• **Extracts from a graphics dataset**

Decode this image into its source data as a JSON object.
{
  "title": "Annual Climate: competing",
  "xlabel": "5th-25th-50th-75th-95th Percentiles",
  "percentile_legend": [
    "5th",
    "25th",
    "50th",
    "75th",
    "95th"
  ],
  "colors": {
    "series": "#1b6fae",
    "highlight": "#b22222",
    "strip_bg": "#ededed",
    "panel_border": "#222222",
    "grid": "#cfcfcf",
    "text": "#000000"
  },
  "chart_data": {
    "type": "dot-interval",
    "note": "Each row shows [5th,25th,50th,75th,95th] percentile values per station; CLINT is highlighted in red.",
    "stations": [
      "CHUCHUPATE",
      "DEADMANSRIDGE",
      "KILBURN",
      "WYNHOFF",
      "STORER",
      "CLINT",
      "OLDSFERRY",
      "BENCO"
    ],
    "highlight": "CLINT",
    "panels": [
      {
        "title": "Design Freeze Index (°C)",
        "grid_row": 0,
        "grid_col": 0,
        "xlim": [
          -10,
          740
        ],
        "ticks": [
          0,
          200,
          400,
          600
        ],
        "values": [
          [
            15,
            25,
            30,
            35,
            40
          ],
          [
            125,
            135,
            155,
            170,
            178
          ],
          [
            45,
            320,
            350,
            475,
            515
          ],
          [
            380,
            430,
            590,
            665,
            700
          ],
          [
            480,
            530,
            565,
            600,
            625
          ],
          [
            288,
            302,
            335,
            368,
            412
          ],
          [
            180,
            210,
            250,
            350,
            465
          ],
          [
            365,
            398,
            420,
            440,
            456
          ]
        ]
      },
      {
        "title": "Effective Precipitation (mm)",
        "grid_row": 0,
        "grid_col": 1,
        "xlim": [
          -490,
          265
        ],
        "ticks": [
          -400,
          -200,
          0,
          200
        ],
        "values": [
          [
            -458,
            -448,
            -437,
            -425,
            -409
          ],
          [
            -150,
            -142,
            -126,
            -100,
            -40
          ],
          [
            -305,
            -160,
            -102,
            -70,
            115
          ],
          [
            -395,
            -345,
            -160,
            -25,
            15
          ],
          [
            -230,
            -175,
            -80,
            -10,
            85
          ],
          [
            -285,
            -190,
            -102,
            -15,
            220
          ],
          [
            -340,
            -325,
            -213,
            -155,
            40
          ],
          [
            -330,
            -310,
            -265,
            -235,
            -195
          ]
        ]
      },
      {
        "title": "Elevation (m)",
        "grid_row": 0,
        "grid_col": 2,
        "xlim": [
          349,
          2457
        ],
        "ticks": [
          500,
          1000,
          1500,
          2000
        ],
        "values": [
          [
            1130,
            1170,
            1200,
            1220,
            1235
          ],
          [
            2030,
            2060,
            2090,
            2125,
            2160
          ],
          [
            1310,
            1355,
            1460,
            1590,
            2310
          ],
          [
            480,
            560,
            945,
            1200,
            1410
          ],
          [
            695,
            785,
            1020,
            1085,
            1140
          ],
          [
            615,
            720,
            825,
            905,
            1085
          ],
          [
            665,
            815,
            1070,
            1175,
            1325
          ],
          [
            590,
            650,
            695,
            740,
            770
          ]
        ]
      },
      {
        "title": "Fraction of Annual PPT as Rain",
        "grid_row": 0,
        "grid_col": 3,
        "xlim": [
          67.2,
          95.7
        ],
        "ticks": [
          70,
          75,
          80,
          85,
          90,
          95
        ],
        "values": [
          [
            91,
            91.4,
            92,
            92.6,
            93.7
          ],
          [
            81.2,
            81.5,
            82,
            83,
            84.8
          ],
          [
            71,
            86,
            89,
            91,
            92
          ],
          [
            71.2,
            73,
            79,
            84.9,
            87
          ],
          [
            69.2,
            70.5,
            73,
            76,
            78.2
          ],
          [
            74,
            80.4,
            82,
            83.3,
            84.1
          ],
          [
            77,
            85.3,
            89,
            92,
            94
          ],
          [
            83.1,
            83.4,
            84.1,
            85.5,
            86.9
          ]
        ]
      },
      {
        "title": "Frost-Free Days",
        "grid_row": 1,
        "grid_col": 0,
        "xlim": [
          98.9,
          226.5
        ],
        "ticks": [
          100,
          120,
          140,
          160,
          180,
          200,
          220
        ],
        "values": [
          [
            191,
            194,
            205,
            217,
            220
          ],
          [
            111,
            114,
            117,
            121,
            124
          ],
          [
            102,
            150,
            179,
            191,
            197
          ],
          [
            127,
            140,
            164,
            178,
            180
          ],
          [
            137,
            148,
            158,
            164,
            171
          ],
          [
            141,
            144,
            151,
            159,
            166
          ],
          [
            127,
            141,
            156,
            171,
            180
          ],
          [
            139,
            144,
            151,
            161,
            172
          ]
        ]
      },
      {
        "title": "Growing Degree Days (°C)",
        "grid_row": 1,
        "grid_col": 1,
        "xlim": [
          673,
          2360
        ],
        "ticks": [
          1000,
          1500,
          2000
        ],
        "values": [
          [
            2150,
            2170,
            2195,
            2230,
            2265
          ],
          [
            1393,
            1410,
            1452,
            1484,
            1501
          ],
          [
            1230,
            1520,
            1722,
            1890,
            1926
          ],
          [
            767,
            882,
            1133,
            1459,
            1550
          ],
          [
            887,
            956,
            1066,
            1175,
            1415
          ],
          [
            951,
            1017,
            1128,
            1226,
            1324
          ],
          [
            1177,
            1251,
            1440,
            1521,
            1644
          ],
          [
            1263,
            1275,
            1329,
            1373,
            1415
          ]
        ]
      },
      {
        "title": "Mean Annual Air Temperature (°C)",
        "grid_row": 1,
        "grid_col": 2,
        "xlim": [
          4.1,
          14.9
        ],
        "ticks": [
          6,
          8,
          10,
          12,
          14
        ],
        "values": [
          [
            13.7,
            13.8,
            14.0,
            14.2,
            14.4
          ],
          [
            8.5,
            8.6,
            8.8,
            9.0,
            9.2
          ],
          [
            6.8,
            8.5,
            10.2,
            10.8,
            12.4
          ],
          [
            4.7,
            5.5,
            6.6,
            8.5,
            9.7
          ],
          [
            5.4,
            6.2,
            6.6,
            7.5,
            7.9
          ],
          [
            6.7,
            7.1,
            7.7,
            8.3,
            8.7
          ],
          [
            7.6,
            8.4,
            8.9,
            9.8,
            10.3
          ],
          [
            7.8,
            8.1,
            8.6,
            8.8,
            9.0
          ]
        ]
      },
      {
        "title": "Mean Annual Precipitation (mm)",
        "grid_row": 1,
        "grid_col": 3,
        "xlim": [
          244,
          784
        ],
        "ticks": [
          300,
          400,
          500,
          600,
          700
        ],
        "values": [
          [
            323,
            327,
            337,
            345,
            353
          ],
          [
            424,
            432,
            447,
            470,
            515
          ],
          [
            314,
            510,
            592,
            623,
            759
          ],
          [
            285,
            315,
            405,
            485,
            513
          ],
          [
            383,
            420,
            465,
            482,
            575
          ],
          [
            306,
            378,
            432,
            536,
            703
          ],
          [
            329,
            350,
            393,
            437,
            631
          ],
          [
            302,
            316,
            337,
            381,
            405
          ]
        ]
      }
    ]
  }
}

• **SHORT PROBLEM**
Please list every line of the records that contains "Days".

• **REPLY TO THE TASK**
        "title": "Frost-Free Days",
        "title": "Growing Degree Days (°C)",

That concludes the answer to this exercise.